Challenge:
Return each line containing "options".

===== Entries shown

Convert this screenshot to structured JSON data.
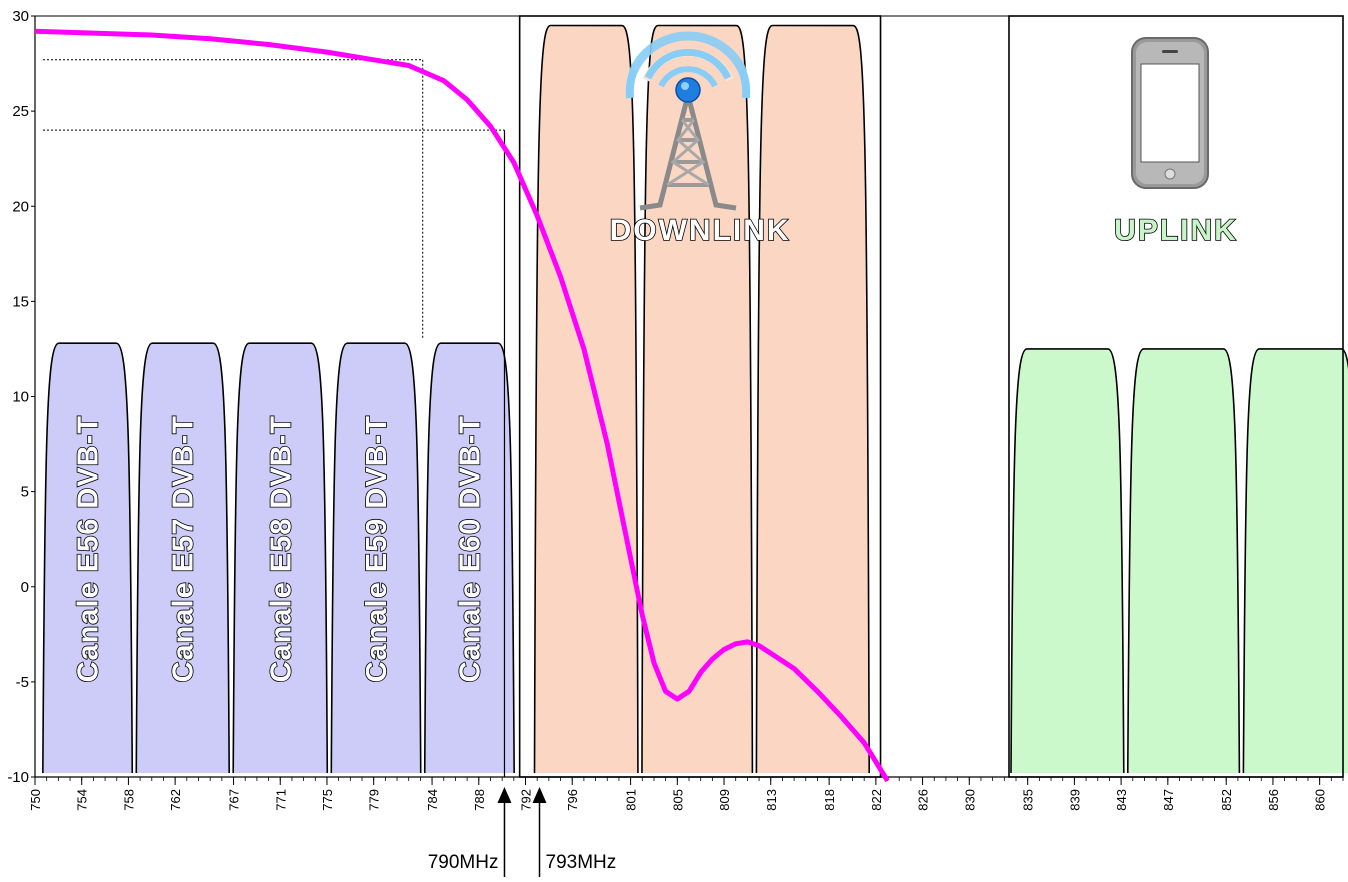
{
  "chart_data": {
    "type": "area",
    "ylim": [
      -10,
      30
    ],
    "y_ticks": [
      "30",
      "25",
      "20",
      "15",
      "10",
      "5",
      "0",
      "-5",
      "-10"
    ],
    "xlim": [
      750,
      862
    ],
    "x_ticks": [
      "750",
      "754",
      "758",
      "762",
      "767",
      "771",
      "775",
      "779",
      "784",
      "788",
      "792",
      "796",
      "801",
      "805",
      "809",
      "813",
      "818",
      "822",
      "826",
      "830",
      "835",
      "839",
      "843",
      "847",
      "852",
      "856",
      "860"
    ],
    "dvbt_channels": [
      {
        "label": "Canale E56 DVB-T",
        "from": 750.5,
        "to": 758.5,
        "level": 12.8
      },
      {
        "label": "Canale E57 DVB-T",
        "from": 758.5,
        "to": 766.8,
        "level": 12.8
      },
      {
        "label": "Canale E58 DVB-T",
        "from": 766.8,
        "to": 775.2,
        "level": 12.8
      },
      {
        "label": "Canale E59 DVB-T",
        "from": 775.2,
        "to": 783.2,
        "level": 12.8
      },
      {
        "label": "Canale E60 DVB-T",
        "from": 783.2,
        "to": 791.2,
        "level": 12.8
      }
    ],
    "downlink_blocks": [
      {
        "from": 792.6,
        "to": 801.8,
        "level": 29.5
      },
      {
        "from": 801.8,
        "to": 811.6,
        "level": 29.5
      },
      {
        "from": 811.6,
        "to": 821.6,
        "level": 29.5
      }
    ],
    "uplink_blocks": [
      {
        "from": 833.4,
        "to": 843.4,
        "level": 12.5
      },
      {
        "from": 843.4,
        "to": 853.3,
        "level": 12.5
      },
      {
        "from": 853.3,
        "to": 863.4,
        "level": 12.5
      }
    ],
    "downlink_box": [
      791.5,
      822.4
    ],
    "uplink_box": [
      833.4,
      862
    ],
    "downlink_label": "DOWNLINK",
    "uplink_label": "UPLINK",
    "markers": [
      {
        "x": 790.2,
        "label": "790MHz"
      },
      {
        "x": 793.2,
        "label": "793MHz"
      }
    ],
    "filter_curve": {
      "name": "",
      "color": "#ff00ff",
      "points": [
        [
          750,
          29.2
        ],
        [
          755,
          29.1
        ],
        [
          760,
          29
        ],
        [
          765,
          28.8
        ],
        [
          770,
          28.5
        ],
        [
          775,
          28.1
        ],
        [
          779,
          27.7
        ],
        [
          782,
          27.4
        ],
        [
          785,
          26.6
        ],
        [
          787,
          25.6
        ],
        [
          789,
          24.2
        ],
        [
          791,
          22.3
        ],
        [
          793,
          19.5
        ],
        [
          795,
          16.3
        ],
        [
          797,
          12.5
        ],
        [
          799,
          7.5
        ],
        [
          801,
          1.5
        ],
        [
          802,
          -1.5
        ],
        [
          803,
          -4
        ],
        [
          804,
          -5.5
        ],
        [
          805,
          -5.9
        ],
        [
          806,
          -5.5
        ],
        [
          807,
          -4.5
        ],
        [
          808,
          -3.8
        ],
        [
          809,
          -3.3
        ],
        [
          810,
          -3
        ],
        [
          811,
          -2.9
        ],
        [
          812,
          -3.1
        ],
        [
          813,
          -3.5
        ],
        [
          815,
          -4.3
        ],
        [
          817,
          -5.5
        ],
        [
          819,
          -6.8
        ],
        [
          821,
          -8.2
        ],
        [
          823,
          -10.2
        ]
      ]
    },
    "reference_lines": [
      {
        "y": 27.7,
        "x_end": 783.2,
        "vertical": true
      },
      {
        "y": 24.0,
        "x_end": 790.2,
        "vertical": false
      }
    ],
    "colors": {
      "dvbt_fill": "#cdccf8",
      "downlink_fill": "#fbd6c3",
      "uplink_fill": "#ccf9cc",
      "uplink_text": "#c8f5c8",
      "downlink_text": "#ffffff"
    }
  }
}
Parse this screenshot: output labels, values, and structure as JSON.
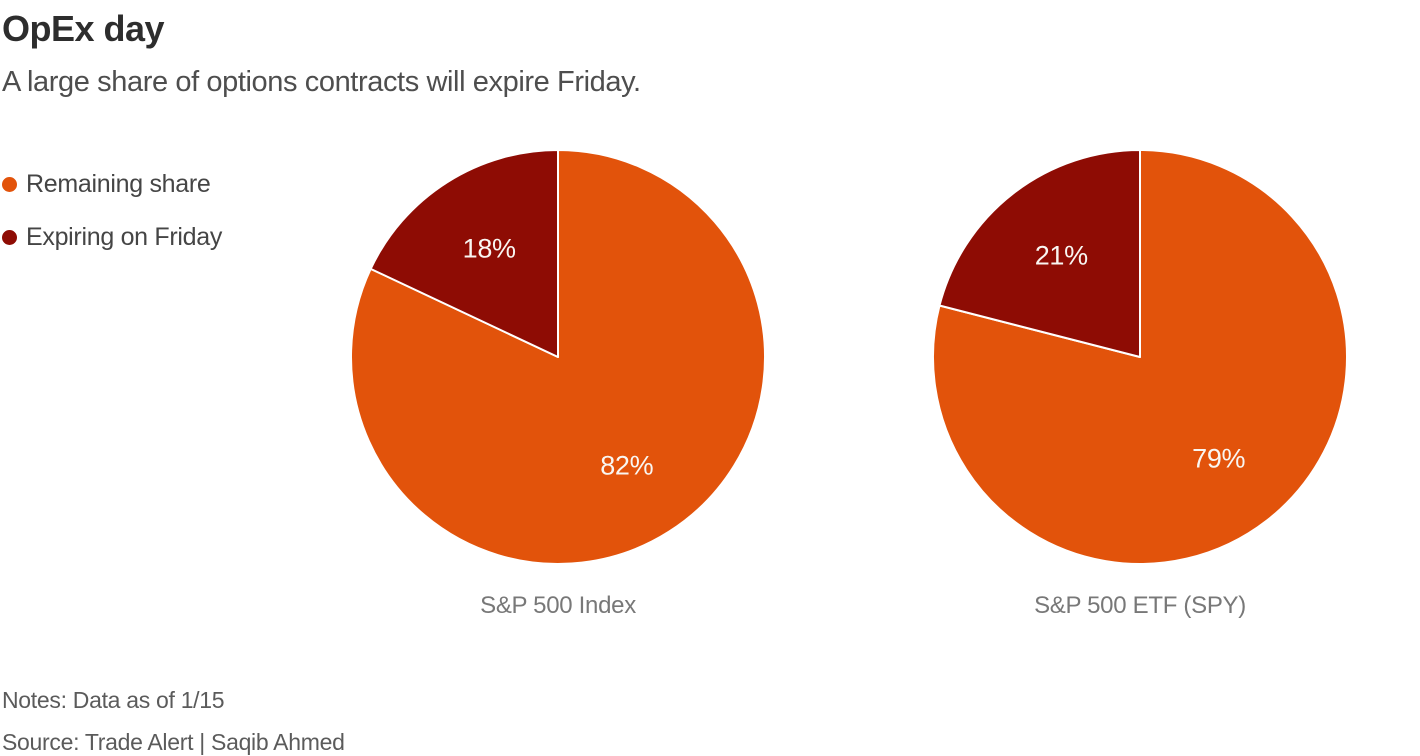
{
  "header": {
    "title": "OpEx day",
    "subtitle": "A large share of options contracts will expire Friday."
  },
  "chart_data": {
    "type": "pie",
    "title": "OpEx day",
    "subtitle": "A large share of options contracts will expire Friday.",
    "legend_position": "left",
    "series_labels": [
      "Remaining share",
      "Expiring on Friday"
    ],
    "colors": [
      "#E2530B",
      "#8E0C04"
    ],
    "label_color": "#F9F6F2",
    "pies": [
      {
        "category": "S&P 500 Index",
        "slices": [
          {
            "label": "Remaining share",
            "value": 82,
            "display": "82%"
          },
          {
            "label": "Expiring on Friday",
            "value": 18,
            "display": "18%"
          }
        ]
      },
      {
        "category": "S&P 500 ETF (SPY)",
        "slices": [
          {
            "label": "Remaining share",
            "value": 79,
            "display": "79%"
          },
          {
            "label": "Expiring on Friday",
            "value": 21,
            "display": "21%"
          }
        ]
      }
    ]
  },
  "footer": {
    "notes": "Notes: Data as of 1/15",
    "source": "Source: Trade Alert | Saqib Ahmed"
  }
}
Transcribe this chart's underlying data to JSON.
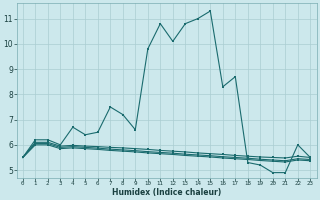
{
  "xlabel": "Humidex (Indice chaleur)",
  "bg_color": "#cce8ec",
  "grid_color": "#aacdd2",
  "line_color": "#1a6b6e",
  "xlim": [
    -0.5,
    23.5
  ],
  "ylim": [
    4.7,
    11.6
  ],
  "xtick_labels": [
    "0",
    "1",
    "2",
    "3",
    "4",
    "5",
    "6",
    "7",
    "8",
    "9",
    "10",
    "11",
    "12",
    "13",
    "14",
    "15",
    "16",
    "17",
    "18",
    "19",
    "20",
    "21",
    "22",
    "23"
  ],
  "ytick_labels": [
    "5",
    "6",
    "7",
    "8",
    "9",
    "10",
    "11"
  ],
  "ytick_vals": [
    5,
    6,
    7,
    8,
    9,
    10,
    11
  ],
  "lines": [
    {
      "x": [
        0,
        1,
        2,
        3,
        4,
        5,
        6,
        7,
        8,
        9,
        10,
        11,
        12,
        13,
        14,
        15,
        16,
        17,
        18,
        19,
        20,
        21,
        22,
        23
      ],
      "y": [
        5.5,
        6.2,
        6.2,
        6.0,
        6.7,
        6.4,
        6.5,
        7.5,
        7.2,
        6.6,
        9.8,
        10.8,
        10.1,
        10.8,
        11.0,
        11.3,
        8.3,
        8.7,
        5.3,
        5.2,
        4.9,
        4.9,
        6.0,
        5.5
      ]
    },
    {
      "x": [
        0,
        1,
        2,
        3,
        4,
        5,
        6,
        7,
        8,
        9,
        10,
        11,
        12,
        13,
        14,
        15,
        16,
        17,
        18,
        19,
        20,
        21,
        22,
        23
      ],
      "y": [
        5.5,
        6.1,
        6.1,
        5.95,
        5.98,
        5.95,
        5.93,
        5.9,
        5.88,
        5.85,
        5.82,
        5.78,
        5.75,
        5.72,
        5.68,
        5.65,
        5.62,
        5.58,
        5.55,
        5.52,
        5.5,
        5.48,
        5.55,
        5.5
      ]
    },
    {
      "x": [
        0,
        1,
        2,
        3,
        4,
        5,
        6,
        7,
        8,
        9,
        10,
        11,
        12,
        13,
        14,
        15,
        16,
        17,
        18,
        19,
        20,
        21,
        22,
        23
      ],
      "y": [
        5.5,
        6.05,
        6.05,
        5.9,
        5.93,
        5.9,
        5.87,
        5.83,
        5.8,
        5.77,
        5.73,
        5.7,
        5.67,
        5.63,
        5.6,
        5.57,
        5.53,
        5.5,
        5.47,
        5.43,
        5.4,
        5.37,
        5.45,
        5.42
      ]
    },
    {
      "x": [
        0,
        1,
        2,
        3,
        4,
        5,
        6,
        7,
        8,
        9,
        10,
        11,
        12,
        13,
        14,
        15,
        16,
        17,
        18,
        19,
        20,
        21,
        22,
        23
      ],
      "y": [
        5.5,
        6.0,
        6.0,
        5.85,
        5.88,
        5.85,
        5.82,
        5.78,
        5.75,
        5.72,
        5.68,
        5.65,
        5.62,
        5.58,
        5.55,
        5.52,
        5.48,
        5.45,
        5.42,
        5.38,
        5.35,
        5.32,
        5.4,
        5.37
      ]
    }
  ]
}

==========

Complete response:
    "subtitle": "A large share of options contracts will expire Friday."
    "subtitle": "A large share of options contracts will expire Friday.",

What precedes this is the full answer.